** Start Items **

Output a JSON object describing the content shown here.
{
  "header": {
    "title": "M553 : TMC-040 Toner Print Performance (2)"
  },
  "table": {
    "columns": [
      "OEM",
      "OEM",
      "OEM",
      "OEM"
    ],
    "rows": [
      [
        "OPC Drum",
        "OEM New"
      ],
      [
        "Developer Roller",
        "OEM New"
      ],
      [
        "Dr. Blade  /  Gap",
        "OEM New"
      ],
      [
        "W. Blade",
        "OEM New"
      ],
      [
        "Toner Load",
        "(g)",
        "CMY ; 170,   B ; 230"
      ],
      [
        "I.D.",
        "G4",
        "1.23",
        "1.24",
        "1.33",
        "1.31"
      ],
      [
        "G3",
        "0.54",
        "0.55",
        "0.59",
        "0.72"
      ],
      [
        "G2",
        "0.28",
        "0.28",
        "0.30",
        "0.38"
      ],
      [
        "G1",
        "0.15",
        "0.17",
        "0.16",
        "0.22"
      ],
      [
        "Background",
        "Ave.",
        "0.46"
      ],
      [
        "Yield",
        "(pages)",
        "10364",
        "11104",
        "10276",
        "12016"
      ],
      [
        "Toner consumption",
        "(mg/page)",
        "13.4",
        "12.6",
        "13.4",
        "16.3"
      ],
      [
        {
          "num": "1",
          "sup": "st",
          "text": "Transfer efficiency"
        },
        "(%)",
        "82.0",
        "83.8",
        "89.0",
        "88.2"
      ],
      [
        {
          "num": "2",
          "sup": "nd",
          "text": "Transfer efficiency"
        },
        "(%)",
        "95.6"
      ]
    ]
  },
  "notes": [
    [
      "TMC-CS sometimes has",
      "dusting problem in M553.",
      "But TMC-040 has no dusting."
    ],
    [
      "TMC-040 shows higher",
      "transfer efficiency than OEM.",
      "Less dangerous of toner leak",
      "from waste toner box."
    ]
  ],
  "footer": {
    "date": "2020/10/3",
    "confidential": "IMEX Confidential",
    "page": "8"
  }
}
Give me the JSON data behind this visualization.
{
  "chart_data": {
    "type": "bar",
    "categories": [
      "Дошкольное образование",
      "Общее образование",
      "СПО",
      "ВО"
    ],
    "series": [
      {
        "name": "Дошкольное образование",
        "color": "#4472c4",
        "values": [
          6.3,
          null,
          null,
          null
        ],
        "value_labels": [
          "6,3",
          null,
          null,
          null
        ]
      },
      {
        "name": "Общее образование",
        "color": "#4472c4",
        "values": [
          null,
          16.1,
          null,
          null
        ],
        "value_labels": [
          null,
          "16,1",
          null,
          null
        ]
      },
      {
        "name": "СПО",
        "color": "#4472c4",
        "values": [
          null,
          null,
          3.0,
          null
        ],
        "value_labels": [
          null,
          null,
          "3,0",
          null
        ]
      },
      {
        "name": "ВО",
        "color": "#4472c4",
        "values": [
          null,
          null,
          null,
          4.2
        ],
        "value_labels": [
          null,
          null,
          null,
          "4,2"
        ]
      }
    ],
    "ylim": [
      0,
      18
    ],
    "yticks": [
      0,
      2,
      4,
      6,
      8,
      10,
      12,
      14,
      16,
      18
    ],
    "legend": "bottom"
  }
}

** End Items **

Exercise directions
Write out the entire listing exactly.

Reply to the exercise
Output a JSON object describing the content shown here.
{
  "header": {
    "title": "M553 : TMC-040 Toner Print Performance (2)"
  },
  "table": {
    "columns": [
      "OEM",
      "OEM",
      "OEM",
      "OEM"
    ],
    "rows": [
      [
        "OPC Drum",
        "OEM New"
      ],
      [
        "Developer Roller",
        "OEM New"
      ],
      [
        "Dr. Blade  /  Gap",
        "OEM New"
      ],
      [
        "W. Blade",
        "OEM New"
      ],
      [
        "Toner Load",
        "(g)",
        "CMY ; 170,   B ; 230"
      ],
      [
        "I.D.",
        "G4",
        "1.23",
        "1.24",
        "1.33",
        "1.31"
      ],
      [
        "G3",
        "0.54",
        "0.55",
        "0.59",
        "0.72"
      ],
      [
        "G2",
        "0.28",
        "0.28",
        "0.30",
        "0.38"
      ],
      [
        "G1",
        "0.15",
        "0.17",
        "0.16",
        "0.22"
      ],
      [
        "Background",
        "Ave.",
        "0.46"
      ],
      [
        "Yield",
        "(pages)",
        "10364",
        "11104",
        "10276",
        "12016"
      ],
      [
        "Toner consumption",
        "(mg/page)",
        "13.4",
        "12.6",
        "13.4",
        "16.3"
      ],
      [
        {
          "num": "1",
          "sup": "st",
          "text": "Transfer efficiency"
        },
        "(%)",
        "82.0",
        "83.8",
        "89.0",
        "88.2"
      ],
      [
        {
          "num": "2",
          "sup": "nd",
          "text": "Transfer efficiency"
        },
        "(%)",
        "95.6"
      ]
    ]
  },
  "notes": [
    [
      "TMC-CS sometimes has",
      "dusting problem in M553.",
      "But TMC-040 has no dusting."
    ],
    [
      "TMC-040 shows higher",
      "transfer efficiency than OEM.",
      "Less dangerous of toner leak",
      "from waste toner box."
    ]
  ],
  "footer": {
    "date": "2020/10/3",
    "confidential": "IMEX Confidential",
    "page": "8"
  }
}
Give me the JSON data behind this visualization.
{
  "chart_data": {
    "type": "bar",
    "categories": [
      "Дошкольное образование",
      "Общее образование",
      "СПО",
      "ВО"
    ],
    "series": [
      {
        "name": "Дошкольное образование",
        "color": "#4472c4",
        "values": [
          6.3,
          null,
          null,
          null
        ],
        "value_labels": [
          "6,3",
          null,
          null,
          null
        ]
      },
      {
        "name": "Общее образование",
        "color": "#4472c4",
        "values": [
          null,
          16.1,
          null,
          null
        ],
        "value_labels": [
          null,
          "16,1",
          null,
          null
        ]
      },
      {
        "name": "СПО",
        "color": "#4472c4",
        "values": [
          null,
          null,
          3.0,
          null
        ],
        "value_labels": [
          null,
          null,
          "3,0",
          null
        ]
      },
      {
        "name": "ВО",
        "color": "#4472c4",
        "values": [
          null,
          null,
          null,
          4.2
        ],
        "value_labels": [
          null,
          null,
          null,
          "4,2"
        ]
      }
    ],
    "ylim": [
      0,
      18
    ],
    "yticks": [
      0,
      2,
      4,
      6,
      8,
      10,
      12,
      14,
      16,
      18
    ],
    "legend": "bottom"
  }
}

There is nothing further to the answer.